Direction: How many of the lines here include "this"? Answer with a single number.

(Entries from a dataset)
==========
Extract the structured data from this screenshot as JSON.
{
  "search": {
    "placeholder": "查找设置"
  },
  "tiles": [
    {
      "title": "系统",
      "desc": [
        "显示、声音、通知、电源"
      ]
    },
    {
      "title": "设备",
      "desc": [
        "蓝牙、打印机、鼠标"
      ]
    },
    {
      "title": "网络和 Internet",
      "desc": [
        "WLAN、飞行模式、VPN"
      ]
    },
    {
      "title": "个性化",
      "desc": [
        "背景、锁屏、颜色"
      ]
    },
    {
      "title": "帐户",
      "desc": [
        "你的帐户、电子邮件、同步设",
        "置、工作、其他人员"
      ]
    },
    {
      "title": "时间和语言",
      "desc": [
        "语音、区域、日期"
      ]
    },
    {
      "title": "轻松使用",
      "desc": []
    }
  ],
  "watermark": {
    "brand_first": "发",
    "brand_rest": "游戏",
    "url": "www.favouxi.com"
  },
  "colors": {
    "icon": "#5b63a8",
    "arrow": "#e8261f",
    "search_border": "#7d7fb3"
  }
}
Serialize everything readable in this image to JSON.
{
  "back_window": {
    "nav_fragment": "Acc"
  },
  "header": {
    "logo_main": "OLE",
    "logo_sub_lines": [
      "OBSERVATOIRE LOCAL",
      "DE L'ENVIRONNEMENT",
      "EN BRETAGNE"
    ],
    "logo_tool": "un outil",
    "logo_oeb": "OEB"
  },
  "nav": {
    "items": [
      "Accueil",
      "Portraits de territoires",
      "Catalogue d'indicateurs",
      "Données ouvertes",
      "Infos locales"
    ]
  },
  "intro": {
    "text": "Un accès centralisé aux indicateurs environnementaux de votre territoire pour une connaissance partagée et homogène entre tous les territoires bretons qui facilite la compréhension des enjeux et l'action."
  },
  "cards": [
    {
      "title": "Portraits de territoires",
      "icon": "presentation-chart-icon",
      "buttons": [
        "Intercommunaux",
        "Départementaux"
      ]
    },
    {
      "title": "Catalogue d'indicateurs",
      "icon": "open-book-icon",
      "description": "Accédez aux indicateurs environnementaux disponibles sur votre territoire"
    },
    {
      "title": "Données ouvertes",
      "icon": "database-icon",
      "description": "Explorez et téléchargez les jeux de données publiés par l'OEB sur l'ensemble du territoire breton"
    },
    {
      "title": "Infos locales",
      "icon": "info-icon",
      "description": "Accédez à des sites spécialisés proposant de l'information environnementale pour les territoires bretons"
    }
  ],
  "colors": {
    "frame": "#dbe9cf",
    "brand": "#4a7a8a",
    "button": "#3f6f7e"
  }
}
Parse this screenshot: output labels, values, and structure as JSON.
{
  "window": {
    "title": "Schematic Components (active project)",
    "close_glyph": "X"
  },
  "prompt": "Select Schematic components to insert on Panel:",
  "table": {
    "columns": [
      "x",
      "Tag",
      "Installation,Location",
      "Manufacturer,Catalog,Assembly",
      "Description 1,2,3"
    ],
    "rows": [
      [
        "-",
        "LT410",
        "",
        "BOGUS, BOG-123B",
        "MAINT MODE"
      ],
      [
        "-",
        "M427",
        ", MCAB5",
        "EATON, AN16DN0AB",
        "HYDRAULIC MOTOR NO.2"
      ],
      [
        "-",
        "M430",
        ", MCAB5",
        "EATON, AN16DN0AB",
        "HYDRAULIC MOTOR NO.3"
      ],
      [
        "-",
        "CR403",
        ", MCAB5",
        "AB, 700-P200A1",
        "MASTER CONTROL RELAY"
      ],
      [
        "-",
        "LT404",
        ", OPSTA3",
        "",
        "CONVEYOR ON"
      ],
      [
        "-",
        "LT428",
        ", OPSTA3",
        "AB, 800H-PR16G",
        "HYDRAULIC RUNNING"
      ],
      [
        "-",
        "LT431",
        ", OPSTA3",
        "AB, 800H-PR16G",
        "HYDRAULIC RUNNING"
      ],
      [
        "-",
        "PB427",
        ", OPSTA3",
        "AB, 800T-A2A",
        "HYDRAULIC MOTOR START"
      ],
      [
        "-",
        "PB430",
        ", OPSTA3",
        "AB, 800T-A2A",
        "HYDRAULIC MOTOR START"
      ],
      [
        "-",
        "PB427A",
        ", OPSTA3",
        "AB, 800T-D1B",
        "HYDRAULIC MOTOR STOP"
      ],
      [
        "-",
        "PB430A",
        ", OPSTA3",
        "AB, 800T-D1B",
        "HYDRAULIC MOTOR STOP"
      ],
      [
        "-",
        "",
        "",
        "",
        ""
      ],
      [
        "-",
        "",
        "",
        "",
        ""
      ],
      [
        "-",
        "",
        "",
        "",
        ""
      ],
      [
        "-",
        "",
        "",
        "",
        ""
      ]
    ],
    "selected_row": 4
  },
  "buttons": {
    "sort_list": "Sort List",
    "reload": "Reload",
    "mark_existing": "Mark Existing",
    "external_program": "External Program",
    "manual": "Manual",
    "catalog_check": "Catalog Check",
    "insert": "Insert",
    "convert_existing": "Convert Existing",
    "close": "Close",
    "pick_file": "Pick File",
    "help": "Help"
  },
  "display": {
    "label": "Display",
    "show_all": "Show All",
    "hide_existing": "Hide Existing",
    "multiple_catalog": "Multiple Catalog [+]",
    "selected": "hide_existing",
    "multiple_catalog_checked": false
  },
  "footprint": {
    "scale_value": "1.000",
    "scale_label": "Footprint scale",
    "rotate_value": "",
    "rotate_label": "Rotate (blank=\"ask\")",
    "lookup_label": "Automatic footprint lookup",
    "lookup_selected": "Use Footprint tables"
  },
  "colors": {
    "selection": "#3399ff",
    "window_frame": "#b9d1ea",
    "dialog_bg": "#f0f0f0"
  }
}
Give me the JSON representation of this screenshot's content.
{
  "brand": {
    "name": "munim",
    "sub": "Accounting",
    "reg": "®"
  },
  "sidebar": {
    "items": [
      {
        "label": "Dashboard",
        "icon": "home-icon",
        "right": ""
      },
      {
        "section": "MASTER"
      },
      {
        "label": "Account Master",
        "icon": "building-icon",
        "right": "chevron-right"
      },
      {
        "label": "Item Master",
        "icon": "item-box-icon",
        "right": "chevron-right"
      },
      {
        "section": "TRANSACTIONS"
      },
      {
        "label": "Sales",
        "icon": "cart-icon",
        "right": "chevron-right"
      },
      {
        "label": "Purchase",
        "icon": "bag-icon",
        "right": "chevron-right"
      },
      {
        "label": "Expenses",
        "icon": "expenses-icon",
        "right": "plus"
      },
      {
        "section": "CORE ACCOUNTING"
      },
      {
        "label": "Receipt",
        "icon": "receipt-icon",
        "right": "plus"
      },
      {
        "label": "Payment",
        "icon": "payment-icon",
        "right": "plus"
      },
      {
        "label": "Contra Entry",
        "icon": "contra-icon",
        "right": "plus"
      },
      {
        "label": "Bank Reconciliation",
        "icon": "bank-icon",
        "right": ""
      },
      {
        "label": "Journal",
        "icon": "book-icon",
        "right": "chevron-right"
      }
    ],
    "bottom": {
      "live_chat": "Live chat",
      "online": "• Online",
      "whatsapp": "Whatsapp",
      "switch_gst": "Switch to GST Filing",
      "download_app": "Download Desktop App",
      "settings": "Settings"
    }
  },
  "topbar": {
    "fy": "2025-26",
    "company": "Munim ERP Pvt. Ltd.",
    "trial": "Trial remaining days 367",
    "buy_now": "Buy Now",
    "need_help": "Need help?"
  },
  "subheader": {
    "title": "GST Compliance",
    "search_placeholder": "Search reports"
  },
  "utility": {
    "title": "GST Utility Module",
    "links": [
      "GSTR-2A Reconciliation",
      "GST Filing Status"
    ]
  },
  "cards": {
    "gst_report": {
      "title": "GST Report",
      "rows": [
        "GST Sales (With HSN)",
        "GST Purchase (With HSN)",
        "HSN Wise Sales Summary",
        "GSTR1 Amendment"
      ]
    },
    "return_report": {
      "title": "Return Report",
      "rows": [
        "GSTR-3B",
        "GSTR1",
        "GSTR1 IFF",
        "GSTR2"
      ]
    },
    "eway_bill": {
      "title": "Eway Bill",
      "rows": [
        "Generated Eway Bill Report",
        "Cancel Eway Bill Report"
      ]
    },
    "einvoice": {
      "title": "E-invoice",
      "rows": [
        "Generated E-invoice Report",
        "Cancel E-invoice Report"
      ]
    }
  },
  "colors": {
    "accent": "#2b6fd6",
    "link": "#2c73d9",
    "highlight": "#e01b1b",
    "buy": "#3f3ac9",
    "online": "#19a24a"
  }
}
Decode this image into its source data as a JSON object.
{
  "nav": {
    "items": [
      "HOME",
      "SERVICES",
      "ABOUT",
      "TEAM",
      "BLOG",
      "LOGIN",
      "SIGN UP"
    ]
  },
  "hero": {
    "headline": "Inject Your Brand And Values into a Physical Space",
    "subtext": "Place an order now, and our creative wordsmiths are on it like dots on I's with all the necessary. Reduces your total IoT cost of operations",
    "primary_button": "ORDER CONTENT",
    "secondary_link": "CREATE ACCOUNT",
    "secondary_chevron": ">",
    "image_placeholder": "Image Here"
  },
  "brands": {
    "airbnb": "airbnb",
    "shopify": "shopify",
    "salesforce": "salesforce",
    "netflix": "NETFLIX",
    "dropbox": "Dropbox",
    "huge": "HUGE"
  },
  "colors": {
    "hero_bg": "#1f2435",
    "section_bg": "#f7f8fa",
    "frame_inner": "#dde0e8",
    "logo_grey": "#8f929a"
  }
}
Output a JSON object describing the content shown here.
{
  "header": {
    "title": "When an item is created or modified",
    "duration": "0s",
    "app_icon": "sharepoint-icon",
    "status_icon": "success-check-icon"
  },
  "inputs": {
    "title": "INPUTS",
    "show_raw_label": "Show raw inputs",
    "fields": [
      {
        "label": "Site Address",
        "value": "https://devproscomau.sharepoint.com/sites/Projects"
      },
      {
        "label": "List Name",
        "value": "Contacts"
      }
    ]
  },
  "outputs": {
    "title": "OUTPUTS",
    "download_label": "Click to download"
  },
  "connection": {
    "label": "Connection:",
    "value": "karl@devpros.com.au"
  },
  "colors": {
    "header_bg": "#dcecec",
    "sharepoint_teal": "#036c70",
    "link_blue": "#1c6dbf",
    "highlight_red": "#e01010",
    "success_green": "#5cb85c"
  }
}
==========
Full response: 5